Reproduce the data below word for word, omitting the pictures.

→ **Records shown**:
** BEGIN **
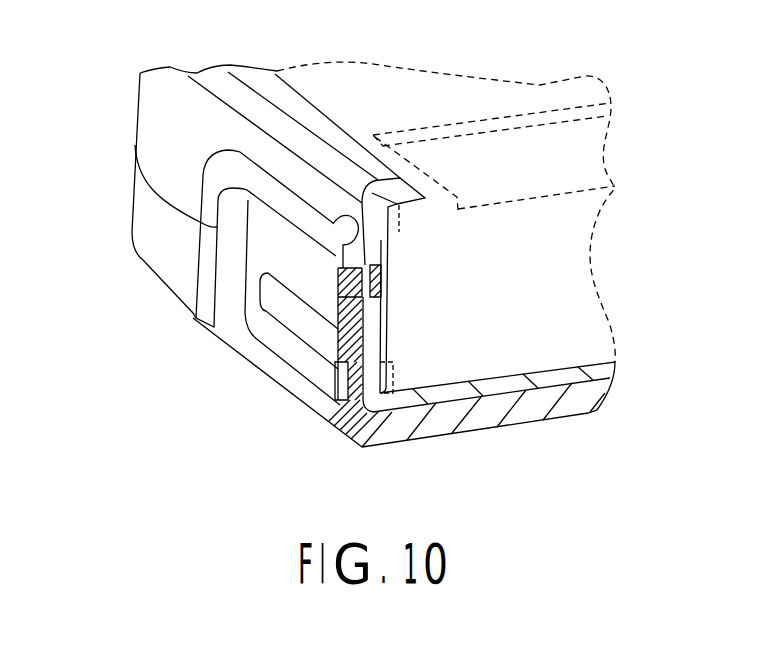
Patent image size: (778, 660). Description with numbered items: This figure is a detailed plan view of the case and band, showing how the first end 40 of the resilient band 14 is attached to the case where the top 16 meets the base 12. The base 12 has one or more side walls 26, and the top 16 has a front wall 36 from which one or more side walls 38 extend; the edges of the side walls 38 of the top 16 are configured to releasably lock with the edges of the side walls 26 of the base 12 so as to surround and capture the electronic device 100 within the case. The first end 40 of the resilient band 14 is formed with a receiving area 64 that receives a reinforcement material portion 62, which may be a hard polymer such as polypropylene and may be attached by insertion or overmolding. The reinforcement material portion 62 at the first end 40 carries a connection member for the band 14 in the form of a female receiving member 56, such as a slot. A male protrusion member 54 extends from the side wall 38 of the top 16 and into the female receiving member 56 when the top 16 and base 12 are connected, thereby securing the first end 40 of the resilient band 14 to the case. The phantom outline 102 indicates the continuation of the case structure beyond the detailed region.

The base 12 is at (348, 428).
The resilient band 14 is at (457, 437).
The top 16 is at (360, 218).
The side walls 26 is at (157, 258).
The front wall 36 is at (280, 100).
The side walls 38 is at (158, 92).
The first end 40 is at (201, 174).
The male protrusion members 54 is at (373, 300).
The female receiving members 56 is at (376, 303).
The reinforcement material portion 62 is at (338, 300).
The receiving area 64 is at (349, 382).
The electronic device 100 is at (585, 225).
The phantom rail top surface 102 is at (537, 100).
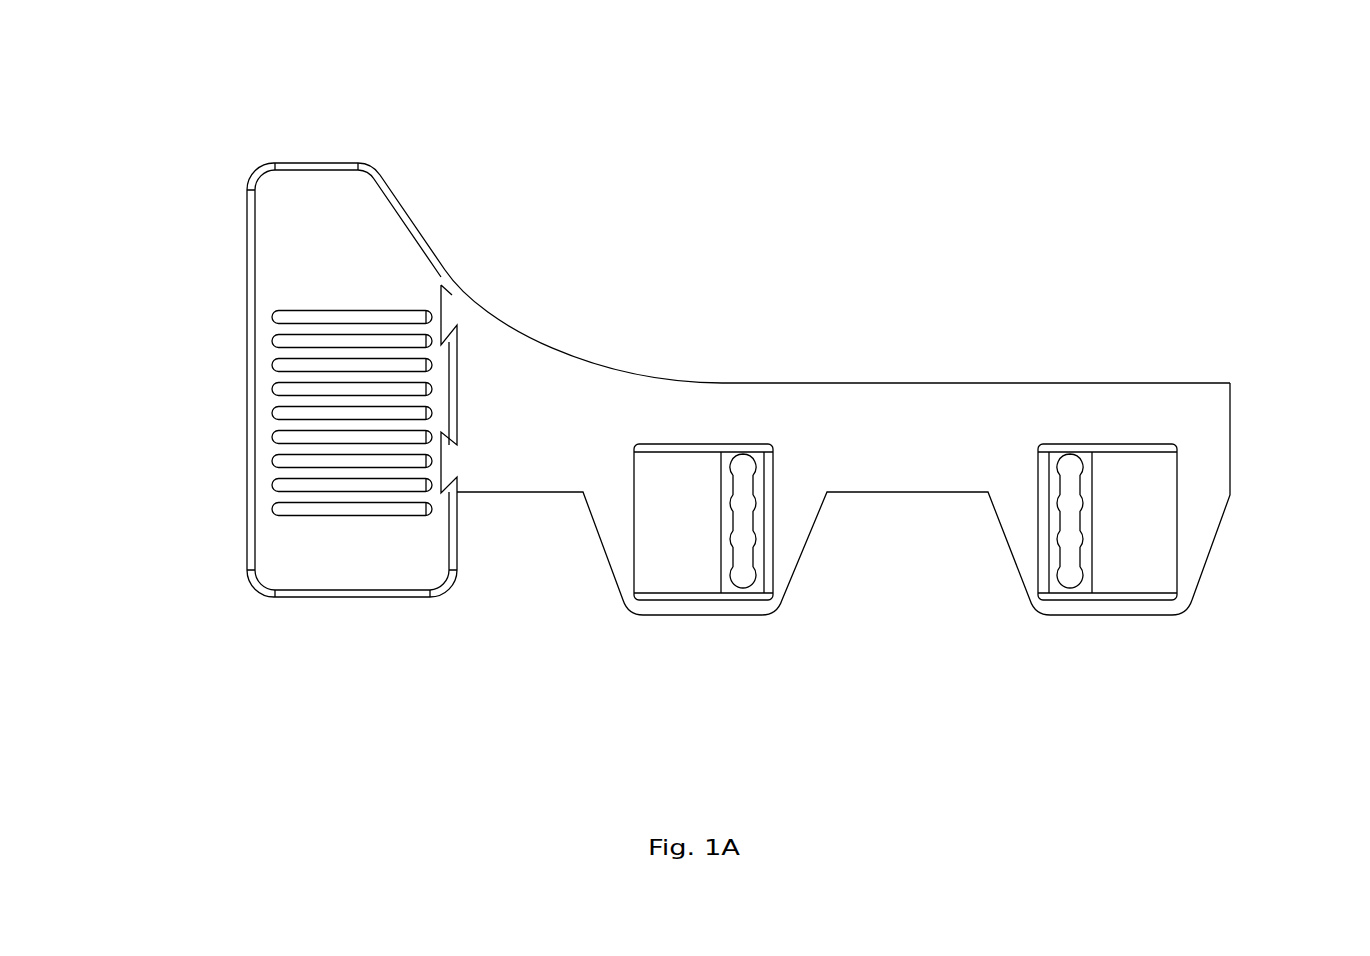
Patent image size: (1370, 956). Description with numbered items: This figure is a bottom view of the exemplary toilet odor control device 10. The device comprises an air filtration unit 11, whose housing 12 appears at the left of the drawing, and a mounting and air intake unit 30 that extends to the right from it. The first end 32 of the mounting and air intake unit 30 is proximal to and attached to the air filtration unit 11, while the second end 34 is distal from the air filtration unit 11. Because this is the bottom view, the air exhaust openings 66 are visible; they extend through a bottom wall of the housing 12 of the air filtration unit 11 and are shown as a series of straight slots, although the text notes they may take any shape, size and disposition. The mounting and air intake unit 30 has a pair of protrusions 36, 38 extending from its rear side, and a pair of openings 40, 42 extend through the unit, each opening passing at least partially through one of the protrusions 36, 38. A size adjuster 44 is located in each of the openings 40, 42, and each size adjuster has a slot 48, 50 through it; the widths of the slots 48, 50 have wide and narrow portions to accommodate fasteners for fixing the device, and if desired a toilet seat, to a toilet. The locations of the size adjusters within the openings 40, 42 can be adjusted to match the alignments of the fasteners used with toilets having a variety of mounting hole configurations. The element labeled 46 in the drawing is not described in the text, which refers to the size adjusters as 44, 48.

The toilet odor control device 10 is at (238, 67).
The air filtration unit 11 is at (391, 259).
The housing 12 is at (357, 598).
The air exhaust openings 66 is at (295, 341).
The first end 32 is at (457, 540).
The mounting and air intake unit 30 is at (880, 410).
The second end 34 is at (1231, 440).
The protrusion 36 is at (678, 605).
The opening 40 is at (660, 560).
The size adjuster 44 is at (755, 558).
The slot 48 is at (742, 575).
The protrusion 38 is at (1163, 608).
The opening 42 is at (1113, 570).
The second clip rail 46 is at (1057, 558).
The slot 50 is at (1072, 562).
** END **
→ **Finished task**:
Patent image size: (778, 660). Description with numbered items: This figure is a detailed plan view of the case and band, showing how the first end 40 of the resilient band 14 is attached to the case where the top 16 meets the base 12. The base 12 has one or more side walls 26, and the top 16 has a front wall 36 from which one or more side walls 38 extend; the edges of the side walls 38 of the top 16 are configured to releasably lock with the edges of the side walls 26 of the base 12 so as to surround and capture the electronic device 100 within the case. The first end 40 of the resilient band 14 is formed with a receiving area 64 that receives a reinforcement material portion 62, which may be a hard polymer such as polypropylene and may be attached by insertion or overmolding. The reinforcement material portion 62 at the first end 40 carries a connection member for the band 14 in the form of a female receiving member 56, such as a slot. A male protrusion member 54 extends from the side wall 38 of the top 16 and into the female receiving member 56 when the top 16 and base 12 are connected, thereby securing the first end 40 of the resilient band 14 to the case. The phantom outline 102 indicates the continuation of the case structure beyond the detailed region.

The base 12 is at (348, 428).
The resilient band 14 is at (457, 437).
The top 16 is at (360, 218).
The side walls 26 is at (157, 258).
The front wall 36 is at (280, 100).
The side walls 38 is at (158, 92).
The first end 40 is at (201, 174).
The male protrusion members 54 is at (373, 300).
The female receiving members 56 is at (376, 303).
The reinforcement material portion 62 is at (338, 300).
The receiving area 64 is at (349, 382).
The electronic device 100 is at (585, 225).
The phantom rail top surface 102 is at (537, 100).
Patent image size: (1370, 956). Description with numbered items: This figure is a bottom view of the exemplary toilet odor control device 10. The device comprises an air filtration unit 11, whose housing 12 appears at the left of the drawing, and a mounting and air intake unit 30 that extends to the right from it. The first end 32 of the mounting and air intake unit 30 is proximal to and attached to the air filtration unit 11, while the second end 34 is distal from the air filtration unit 11. Because this is the bottom view, the air exhaust openings 66 are visible; they extend through a bottom wall of the housing 12 of the air filtration unit 11 and are shown as a series of straight slots, although the text notes they may take any shape, size and disposition. The mounting and air intake unit 30 has a pair of protrusions 36, 38 extending from its rear side, and a pair of openings 40, 42 extend through the unit, each opening passing at least partially through one of the protrusions 36, 38. A size adjuster 44 is located in each of the openings 40, 42, and each size adjuster has a slot 48, 50 through it; the widths of the slots 48, 50 have wide and narrow portions to accommodate fasteners for fixing the device, and if desired a toilet seat, to a toilet. The locations of the size adjusters within the openings 40, 42 can be adjusted to match the alignments of the fasteners used with toilets having a variety of mounting hole configurations. The element labeled 46 in the drawing is not described in the text, which refers to the size adjusters as 44, 48.

The toilet odor control device 10 is at (238, 67).
The air filtration unit 11 is at (391, 259).
The housing 12 is at (357, 598).
The air exhaust openings 66 is at (295, 341).
The first end 32 is at (457, 540).
The mounting and air intake unit 30 is at (880, 410).
The second end 34 is at (1231, 440).
The protrusion 36 is at (678, 605).
The opening 40 is at (660, 560).
The size adjuster 44 is at (755, 558).
The slot 48 is at (742, 575).
The protrusion 38 is at (1163, 608).
The opening 42 is at (1113, 570).
The second clip rail 46 is at (1057, 558).
The slot 50 is at (1072, 562).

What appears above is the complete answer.